[THE DATA]:
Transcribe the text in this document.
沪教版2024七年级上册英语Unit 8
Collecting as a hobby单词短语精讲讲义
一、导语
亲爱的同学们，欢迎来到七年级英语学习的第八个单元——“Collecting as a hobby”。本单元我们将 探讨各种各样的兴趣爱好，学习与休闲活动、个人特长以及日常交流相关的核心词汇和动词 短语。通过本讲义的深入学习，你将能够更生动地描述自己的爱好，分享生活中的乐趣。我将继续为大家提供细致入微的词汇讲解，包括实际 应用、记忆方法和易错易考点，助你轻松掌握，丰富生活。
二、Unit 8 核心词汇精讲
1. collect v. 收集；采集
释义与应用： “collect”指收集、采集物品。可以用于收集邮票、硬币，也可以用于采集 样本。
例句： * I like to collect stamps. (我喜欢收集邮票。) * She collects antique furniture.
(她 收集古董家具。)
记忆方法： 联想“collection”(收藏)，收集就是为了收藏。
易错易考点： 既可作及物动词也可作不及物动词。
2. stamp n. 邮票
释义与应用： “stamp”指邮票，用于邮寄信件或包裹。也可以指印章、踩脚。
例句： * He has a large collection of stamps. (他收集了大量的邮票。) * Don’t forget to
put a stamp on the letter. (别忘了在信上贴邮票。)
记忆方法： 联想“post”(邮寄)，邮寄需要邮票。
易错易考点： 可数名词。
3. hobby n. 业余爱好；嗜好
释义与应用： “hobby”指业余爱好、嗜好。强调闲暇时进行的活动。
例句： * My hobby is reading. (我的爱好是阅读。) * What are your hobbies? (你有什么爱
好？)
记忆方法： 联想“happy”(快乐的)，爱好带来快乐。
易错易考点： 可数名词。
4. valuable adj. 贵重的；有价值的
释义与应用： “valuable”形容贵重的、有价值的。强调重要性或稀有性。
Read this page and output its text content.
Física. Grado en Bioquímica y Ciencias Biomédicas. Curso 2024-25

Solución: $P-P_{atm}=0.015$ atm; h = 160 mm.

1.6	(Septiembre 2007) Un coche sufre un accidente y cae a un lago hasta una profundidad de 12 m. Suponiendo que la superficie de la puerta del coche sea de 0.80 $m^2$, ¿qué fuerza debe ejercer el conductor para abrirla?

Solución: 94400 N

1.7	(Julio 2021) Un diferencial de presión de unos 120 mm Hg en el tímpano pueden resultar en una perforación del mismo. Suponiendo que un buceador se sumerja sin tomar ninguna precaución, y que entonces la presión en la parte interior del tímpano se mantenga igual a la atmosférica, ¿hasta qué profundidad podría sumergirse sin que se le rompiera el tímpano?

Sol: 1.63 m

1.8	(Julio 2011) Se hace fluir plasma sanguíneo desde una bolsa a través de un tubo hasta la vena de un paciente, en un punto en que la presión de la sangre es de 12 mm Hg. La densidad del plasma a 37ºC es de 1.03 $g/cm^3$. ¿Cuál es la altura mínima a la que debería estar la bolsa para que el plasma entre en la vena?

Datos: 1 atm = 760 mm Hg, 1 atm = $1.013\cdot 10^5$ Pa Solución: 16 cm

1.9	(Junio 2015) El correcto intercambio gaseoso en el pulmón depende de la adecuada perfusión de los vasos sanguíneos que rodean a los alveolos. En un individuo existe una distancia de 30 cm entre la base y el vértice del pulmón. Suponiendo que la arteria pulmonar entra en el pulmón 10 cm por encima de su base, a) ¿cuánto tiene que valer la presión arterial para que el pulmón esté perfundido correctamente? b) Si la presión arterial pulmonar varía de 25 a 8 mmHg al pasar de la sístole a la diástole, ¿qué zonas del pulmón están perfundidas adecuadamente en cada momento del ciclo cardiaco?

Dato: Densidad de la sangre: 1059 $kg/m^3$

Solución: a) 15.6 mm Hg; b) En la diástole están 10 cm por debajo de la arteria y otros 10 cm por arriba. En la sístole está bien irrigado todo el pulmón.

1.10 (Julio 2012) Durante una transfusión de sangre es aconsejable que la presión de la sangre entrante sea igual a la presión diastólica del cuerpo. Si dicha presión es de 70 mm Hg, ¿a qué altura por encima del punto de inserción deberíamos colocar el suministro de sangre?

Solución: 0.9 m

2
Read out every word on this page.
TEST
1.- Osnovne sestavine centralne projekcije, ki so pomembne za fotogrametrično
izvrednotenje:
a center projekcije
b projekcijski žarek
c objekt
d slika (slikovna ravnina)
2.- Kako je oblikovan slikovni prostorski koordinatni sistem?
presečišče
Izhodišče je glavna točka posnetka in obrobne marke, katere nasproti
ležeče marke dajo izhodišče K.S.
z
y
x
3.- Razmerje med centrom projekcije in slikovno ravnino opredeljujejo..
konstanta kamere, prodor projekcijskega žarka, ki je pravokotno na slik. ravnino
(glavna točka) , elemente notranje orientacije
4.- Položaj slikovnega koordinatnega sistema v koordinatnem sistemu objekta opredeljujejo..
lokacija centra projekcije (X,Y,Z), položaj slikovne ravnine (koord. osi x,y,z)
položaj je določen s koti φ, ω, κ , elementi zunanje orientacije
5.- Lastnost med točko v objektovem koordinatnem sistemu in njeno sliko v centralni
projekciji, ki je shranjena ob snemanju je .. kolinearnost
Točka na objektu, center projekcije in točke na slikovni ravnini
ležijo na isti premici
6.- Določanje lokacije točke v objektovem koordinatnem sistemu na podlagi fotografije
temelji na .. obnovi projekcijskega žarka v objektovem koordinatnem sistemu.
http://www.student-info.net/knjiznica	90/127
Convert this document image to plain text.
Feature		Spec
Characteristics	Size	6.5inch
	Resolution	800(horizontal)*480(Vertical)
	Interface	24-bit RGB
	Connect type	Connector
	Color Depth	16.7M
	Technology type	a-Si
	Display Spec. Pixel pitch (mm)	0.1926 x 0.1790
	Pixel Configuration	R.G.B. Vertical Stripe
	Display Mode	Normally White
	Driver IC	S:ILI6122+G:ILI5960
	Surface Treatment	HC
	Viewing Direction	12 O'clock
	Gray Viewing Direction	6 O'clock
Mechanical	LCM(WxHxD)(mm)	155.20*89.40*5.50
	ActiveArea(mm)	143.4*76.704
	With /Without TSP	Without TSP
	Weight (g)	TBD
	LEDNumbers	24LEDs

[WRITTEN EXERCISE]: Please retype, exactly as written, every line from the line containing "Convert this document image to plain text." through the last line of the records above, including both of those lines, and nothing else.

[WRITTEN ANSWER]:
Convert this document image to plain text.
Feature		Spec
Characteristics	Size	6.5inch
	Resolution	800(horizontal)*480(Vertical)
	Interface	24-bit RGB
	Connect type	Connector
	Color Depth	16.7M
	Technology type	a-Si
	Display Spec. Pixel pitch (mm)	0.1926 x 0.1790
	Pixel Configuration	R.G.B. Vertical Stripe
	Display Mode	Normally White
	Driver IC	S:ILI6122+G:ILI5960
	Surface Treatment	HC
	Viewing Direction	12 O'clock
	Gray Viewing Direction	6 O'clock
Mechanical	LCM(WxHxD)(mm)	155.20*89.40*5.50
	ActiveArea(mm)	143.4*76.704
	With /Without TSP	Without TSP
	Weight (g)	TBD
	LEDNumbers	24LEDs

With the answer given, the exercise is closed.